- _Input data_
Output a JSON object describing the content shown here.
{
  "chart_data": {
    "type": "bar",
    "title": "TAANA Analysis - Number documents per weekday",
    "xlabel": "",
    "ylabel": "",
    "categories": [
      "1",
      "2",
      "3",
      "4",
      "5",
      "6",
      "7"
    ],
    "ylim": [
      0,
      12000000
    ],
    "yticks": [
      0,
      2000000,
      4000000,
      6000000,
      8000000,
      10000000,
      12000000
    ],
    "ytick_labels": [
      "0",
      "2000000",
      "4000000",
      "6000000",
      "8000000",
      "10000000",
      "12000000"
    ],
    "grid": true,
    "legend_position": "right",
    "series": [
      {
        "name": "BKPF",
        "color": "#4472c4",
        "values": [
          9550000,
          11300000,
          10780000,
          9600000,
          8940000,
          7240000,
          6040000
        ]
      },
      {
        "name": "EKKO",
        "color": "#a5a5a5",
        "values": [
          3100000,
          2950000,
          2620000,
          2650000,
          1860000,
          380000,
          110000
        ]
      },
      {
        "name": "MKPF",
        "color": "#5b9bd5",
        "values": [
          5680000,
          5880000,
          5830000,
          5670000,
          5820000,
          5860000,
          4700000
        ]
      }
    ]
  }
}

- _Directive_
Print the listing above in its entirety, with every line exact.

- _Solution to the problem_
Output a JSON object describing the content shown here.
{
  "chart_data": {
    "type": "bar",
    "title": "TAANA Analysis - Number documents per weekday",
    "xlabel": "",
    "ylabel": "",
    "categories": [
      "1",
      "2",
      "3",
      "4",
      "5",
      "6",
      "7"
    ],
    "ylim": [
      0,
      12000000
    ],
    "yticks": [
      0,
      2000000,
      4000000,
      6000000,
      8000000,
      10000000,
      12000000
    ],
    "ytick_labels": [
      "0",
      "2000000",
      "4000000",
      "6000000",
      "8000000",
      "10000000",
      "12000000"
    ],
    "grid": true,
    "legend_position": "right",
    "series": [
      {
        "name": "BKPF",
        "color": "#4472c4",
        "values": [
          9550000,
          11300000,
          10780000,
          9600000,
          8940000,
          7240000,
          6040000
        ]
      },
      {
        "name": "EKKO",
        "color": "#a5a5a5",
        "values": [
          3100000,
          2950000,
          2620000,
          2650000,
          1860000,
          380000,
          110000
        ]
      },
      {
        "name": "MKPF",
        "color": "#5b9bd5",
        "values": [
          5680000,
          5880000,
          5830000,
          5670000,
          5820000,
          5860000,
          4700000
        ]
      }
    ]
  }
}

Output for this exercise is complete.